### Задание
Воспроизведите все строки приведенных ниже данных без единого изменения.

━━ Материал для упражнения ━━

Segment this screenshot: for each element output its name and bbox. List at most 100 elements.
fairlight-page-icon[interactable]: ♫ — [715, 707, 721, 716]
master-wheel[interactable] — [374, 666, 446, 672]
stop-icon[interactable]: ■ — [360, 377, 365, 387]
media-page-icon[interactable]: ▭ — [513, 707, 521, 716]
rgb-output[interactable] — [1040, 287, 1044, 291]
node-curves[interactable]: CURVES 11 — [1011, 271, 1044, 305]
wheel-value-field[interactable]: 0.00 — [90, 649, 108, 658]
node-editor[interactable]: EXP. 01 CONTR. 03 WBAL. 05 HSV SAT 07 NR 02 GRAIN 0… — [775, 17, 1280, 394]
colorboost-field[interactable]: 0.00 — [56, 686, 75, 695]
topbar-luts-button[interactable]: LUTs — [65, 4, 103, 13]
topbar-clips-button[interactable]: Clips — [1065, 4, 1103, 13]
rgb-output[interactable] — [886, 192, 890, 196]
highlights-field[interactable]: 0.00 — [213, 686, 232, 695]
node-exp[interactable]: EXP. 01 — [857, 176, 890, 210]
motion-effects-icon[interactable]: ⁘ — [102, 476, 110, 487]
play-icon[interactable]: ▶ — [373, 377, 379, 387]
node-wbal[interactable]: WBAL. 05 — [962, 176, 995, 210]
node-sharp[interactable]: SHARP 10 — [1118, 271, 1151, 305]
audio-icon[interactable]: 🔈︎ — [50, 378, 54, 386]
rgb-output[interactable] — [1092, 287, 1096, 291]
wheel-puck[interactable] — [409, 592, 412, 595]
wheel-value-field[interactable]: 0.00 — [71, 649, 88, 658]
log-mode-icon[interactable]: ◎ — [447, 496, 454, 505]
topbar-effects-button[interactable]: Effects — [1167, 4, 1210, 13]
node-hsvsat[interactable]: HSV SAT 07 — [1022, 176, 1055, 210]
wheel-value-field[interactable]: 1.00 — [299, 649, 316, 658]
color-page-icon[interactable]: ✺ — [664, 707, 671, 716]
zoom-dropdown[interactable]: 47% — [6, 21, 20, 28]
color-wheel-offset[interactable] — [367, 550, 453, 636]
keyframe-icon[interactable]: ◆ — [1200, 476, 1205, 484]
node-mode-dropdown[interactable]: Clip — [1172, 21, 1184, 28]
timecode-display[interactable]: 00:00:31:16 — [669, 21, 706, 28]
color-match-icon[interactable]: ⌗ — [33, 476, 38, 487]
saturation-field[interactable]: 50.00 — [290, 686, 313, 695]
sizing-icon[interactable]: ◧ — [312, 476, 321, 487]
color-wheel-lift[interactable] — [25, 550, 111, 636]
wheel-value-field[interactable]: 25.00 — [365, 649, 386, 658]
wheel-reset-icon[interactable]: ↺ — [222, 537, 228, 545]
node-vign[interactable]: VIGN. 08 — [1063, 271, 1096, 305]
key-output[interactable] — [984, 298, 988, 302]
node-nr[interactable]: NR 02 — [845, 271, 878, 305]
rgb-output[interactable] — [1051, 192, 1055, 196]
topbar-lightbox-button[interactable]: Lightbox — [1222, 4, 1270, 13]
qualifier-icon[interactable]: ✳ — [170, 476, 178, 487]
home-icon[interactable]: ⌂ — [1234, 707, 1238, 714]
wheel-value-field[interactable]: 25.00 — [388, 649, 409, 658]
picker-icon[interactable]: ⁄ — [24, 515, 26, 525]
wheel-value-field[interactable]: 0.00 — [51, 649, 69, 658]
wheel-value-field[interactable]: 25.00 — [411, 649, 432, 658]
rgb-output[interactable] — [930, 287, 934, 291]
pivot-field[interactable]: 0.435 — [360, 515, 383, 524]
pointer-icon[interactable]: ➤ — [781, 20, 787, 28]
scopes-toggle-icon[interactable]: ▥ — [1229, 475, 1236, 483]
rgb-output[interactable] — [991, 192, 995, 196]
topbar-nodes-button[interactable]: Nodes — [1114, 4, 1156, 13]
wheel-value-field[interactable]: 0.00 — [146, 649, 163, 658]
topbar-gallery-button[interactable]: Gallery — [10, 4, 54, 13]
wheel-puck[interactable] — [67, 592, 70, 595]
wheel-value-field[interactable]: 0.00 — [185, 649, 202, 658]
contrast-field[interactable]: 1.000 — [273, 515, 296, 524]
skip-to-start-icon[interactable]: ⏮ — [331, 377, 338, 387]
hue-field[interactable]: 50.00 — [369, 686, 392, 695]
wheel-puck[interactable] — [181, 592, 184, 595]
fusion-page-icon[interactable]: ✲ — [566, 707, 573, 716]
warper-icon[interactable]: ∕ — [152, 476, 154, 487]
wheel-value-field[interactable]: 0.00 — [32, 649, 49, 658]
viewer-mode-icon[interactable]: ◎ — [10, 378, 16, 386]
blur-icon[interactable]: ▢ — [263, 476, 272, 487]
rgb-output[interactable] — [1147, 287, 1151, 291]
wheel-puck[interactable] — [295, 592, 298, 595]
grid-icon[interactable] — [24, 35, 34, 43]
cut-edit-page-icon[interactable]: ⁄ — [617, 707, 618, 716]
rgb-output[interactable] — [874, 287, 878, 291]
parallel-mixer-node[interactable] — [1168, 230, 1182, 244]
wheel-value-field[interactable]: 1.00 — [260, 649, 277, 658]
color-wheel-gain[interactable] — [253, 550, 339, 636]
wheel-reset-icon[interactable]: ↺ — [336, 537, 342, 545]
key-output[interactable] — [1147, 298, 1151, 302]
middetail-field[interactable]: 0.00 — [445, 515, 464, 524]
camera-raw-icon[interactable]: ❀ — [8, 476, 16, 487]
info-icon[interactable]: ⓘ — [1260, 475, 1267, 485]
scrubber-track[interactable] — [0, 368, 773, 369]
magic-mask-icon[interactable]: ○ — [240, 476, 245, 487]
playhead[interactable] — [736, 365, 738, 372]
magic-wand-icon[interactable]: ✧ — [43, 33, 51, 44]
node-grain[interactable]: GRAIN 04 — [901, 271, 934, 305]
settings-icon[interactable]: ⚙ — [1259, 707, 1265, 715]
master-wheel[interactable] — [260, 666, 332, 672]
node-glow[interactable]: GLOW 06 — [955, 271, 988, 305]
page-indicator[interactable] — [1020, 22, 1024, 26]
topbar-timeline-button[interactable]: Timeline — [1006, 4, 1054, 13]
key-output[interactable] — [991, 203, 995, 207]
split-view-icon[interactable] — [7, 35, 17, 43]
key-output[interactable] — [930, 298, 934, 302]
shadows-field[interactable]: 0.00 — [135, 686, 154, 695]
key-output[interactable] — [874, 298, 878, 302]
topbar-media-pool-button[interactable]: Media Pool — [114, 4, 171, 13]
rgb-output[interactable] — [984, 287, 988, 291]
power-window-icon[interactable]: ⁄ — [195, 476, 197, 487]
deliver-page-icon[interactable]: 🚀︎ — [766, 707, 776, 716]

━━━

### Ответ ниже
Segment this screenshot: for each element output its name and bbox. List at most 100 elements.
fairlight-page-icon[interactable]: ♫ — [715, 707, 721, 716]
master-wheel[interactable] — [374, 666, 446, 672]
stop-icon[interactable]: ■ — [360, 377, 365, 387]
media-page-icon[interactable]: ▭ — [513, 707, 521, 716]
rgb-output[interactable] — [1040, 287, 1044, 291]
node-curves[interactable]: CURVES 11 — [1011, 271, 1044, 305]
wheel-value-field[interactable]: 0.00 — [90, 649, 108, 658]
node-editor[interactable]: EXP. 01 CONTR. 03 WBAL. 05 HSV SAT 07 NR 02 GRAIN 0… — [775, 17, 1280, 394]
colorboost-field[interactable]: 0.00 — [56, 686, 75, 695]
topbar-luts-button[interactable]: LUTs — [65, 4, 103, 13]
topbar-clips-button[interactable]: Clips — [1065, 4, 1103, 13]
rgb-output[interactable] — [886, 192, 890, 196]
highlights-field[interactable]: 0.00 — [213, 686, 232, 695]
node-exp[interactable]: EXP. 01 — [857, 176, 890, 210]
motion-effects-icon[interactable]: ⁘ — [102, 476, 110, 487]
play-icon[interactable]: ▶ — [373, 377, 379, 387]
node-wbal[interactable]: WBAL. 05 — [962, 176, 995, 210]
node-sharp[interactable]: SHARP 10 — [1118, 271, 1151, 305]
audio-icon[interactable]: 🔈︎ — [50, 378, 54, 386]
rgb-output[interactable] — [1092, 287, 1096, 291]
wheel-puck[interactable] — [409, 592, 412, 595]
wheel-value-field[interactable]: 0.00 — [71, 649, 88, 658]
log-mode-icon[interactable]: ◎ — [447, 496, 454, 505]
topbar-effects-button[interactable]: Effects — [1167, 4, 1210, 13]
node-hsvsat[interactable]: HSV SAT 07 — [1022, 176, 1055, 210]
wheel-value-field[interactable]: 1.00 — [299, 649, 316, 658]
color-page-icon[interactable]: ✺ — [664, 707, 671, 716]
zoom-dropdown[interactable]: 47% — [6, 21, 20, 28]
color-wheel-offset[interactable] — [367, 550, 453, 636]
keyframe-icon[interactable]: ◆ — [1200, 476, 1205, 484]
node-mode-dropdown[interactable]: Clip — [1172, 21, 1184, 28]
timecode-display[interactable]: 00:00:31:16 — [669, 21, 706, 28]
color-match-icon[interactable]: ⌗ — [33, 476, 38, 487]
saturation-field[interactable]: 50.00 — [290, 686, 313, 695]
sizing-icon[interactable]: ◧ — [312, 476, 321, 487]
color-wheel-lift[interactable] — [25, 550, 111, 636]
wheel-value-field[interactable]: 25.00 — [365, 649, 386, 658]
wheel-reset-icon[interactable]: ↺ — [222, 537, 228, 545]
node-vign[interactable]: VIGN. 08 — [1063, 271, 1096, 305]
key-output[interactable] — [984, 298, 988, 302]
node-nr[interactable]: NR 02 — [845, 271, 878, 305]
rgb-output[interactable] — [1051, 192, 1055, 196]
topbar-lightbox-button[interactable]: Lightbox — [1222, 4, 1270, 13]
qualifier-icon[interactable]: ✳ — [170, 476, 178, 487]
home-icon[interactable]: ⌂ — [1234, 707, 1238, 714]
wheel-value-field[interactable]: 25.00 — [388, 649, 409, 658]
picker-icon[interactable]: ⁄ — [24, 515, 26, 525]
wheel-value-field[interactable]: 0.00 — [51, 649, 69, 658]
wheel-value-field[interactable]: 25.00 — [411, 649, 432, 658]
rgb-output[interactable] — [930, 287, 934, 291]
pivot-field[interactable]: 0.435 — [360, 515, 383, 524]
pointer-icon[interactable]: ➤ — [781, 20, 787, 28]
scopes-toggle-icon[interactable]: ▥ — [1229, 475, 1236, 483]
rgb-output[interactable] — [991, 192, 995, 196]
topbar-nodes-button[interactable]: Nodes — [1114, 4, 1156, 13]
wheel-value-field[interactable]: 0.00 — [146, 649, 163, 658]
topbar-gallery-button[interactable]: Gallery — [10, 4, 54, 13]
wheel-puck[interactable] — [67, 592, 70, 595]
wheel-value-field[interactable]: 0.00 — [185, 649, 202, 658]
contrast-field[interactable]: 1.000 — [273, 515, 296, 524]
skip-to-start-icon[interactable]: ⏮ — [331, 377, 338, 387]
hue-field[interactable]: 50.00 — [369, 686, 392, 695]
wheel-puck[interactable] — [181, 592, 184, 595]
fusion-page-icon[interactable]: ✲ — [566, 707, 573, 716]
warper-icon[interactable]: ∕ — [152, 476, 154, 487]
wheel-value-field[interactable]: 0.00 — [32, 649, 49, 658]
viewer-mode-icon[interactable]: ◎ — [10, 378, 16, 386]
blur-icon[interactable]: ▢ — [263, 476, 272, 487]
rgb-output[interactable] — [1147, 287, 1151, 291]
wheel-puck[interactable] — [295, 592, 298, 595]
grid-icon[interactable] — [24, 35, 34, 43]
cut-edit-page-icon[interactable]: ⁄ — [617, 707, 618, 716]
rgb-output[interactable] — [874, 287, 878, 291]
parallel-mixer-node[interactable] — [1168, 230, 1182, 244]
wheel-value-field[interactable]: 1.00 — [260, 649, 277, 658]
color-wheel-gain[interactable] — [253, 550, 339, 636]
wheel-reset-icon[interactable]: ↺ — [336, 537, 342, 545]
key-output[interactable] — [1147, 298, 1151, 302]
middetail-field[interactable]: 0.00 — [445, 515, 464, 524]
camera-raw-icon[interactable]: ❀ — [8, 476, 16, 487]
info-icon[interactable]: ⓘ — [1260, 475, 1267, 485]
scrubber-track[interactable] — [0, 368, 773, 369]
magic-mask-icon[interactable]: ○ — [240, 476, 245, 487]
playhead[interactable] — [736, 365, 738, 372]
magic-wand-icon[interactable]: ✧ — [43, 33, 51, 44]
node-grain[interactable]: GRAIN 04 — [901, 271, 934, 305]
settings-icon[interactable]: ⚙ — [1259, 707, 1265, 715]
master-wheel[interactable] — [260, 666, 332, 672]
node-glow[interactable]: GLOW 06 — [955, 271, 988, 305]
page-indicator[interactable] — [1020, 22, 1024, 26]
topbar-timeline-button[interactable]: Timeline — [1006, 4, 1054, 13]
key-output[interactable] — [991, 203, 995, 207]
split-view-icon[interactable] — [7, 35, 17, 43]
key-output[interactable] — [930, 298, 934, 302]
shadows-field[interactable]: 0.00 — [135, 686, 154, 695]
key-output[interactable] — [874, 298, 878, 302]
topbar-media-pool-button[interactable]: Media Pool — [114, 4, 171, 13]
rgb-output[interactable] — [984, 287, 988, 291]
power-window-icon[interactable]: ⁄ — [195, 476, 197, 487]
deliver-page-icon[interactable]: 🚀︎ — [766, 707, 776, 716]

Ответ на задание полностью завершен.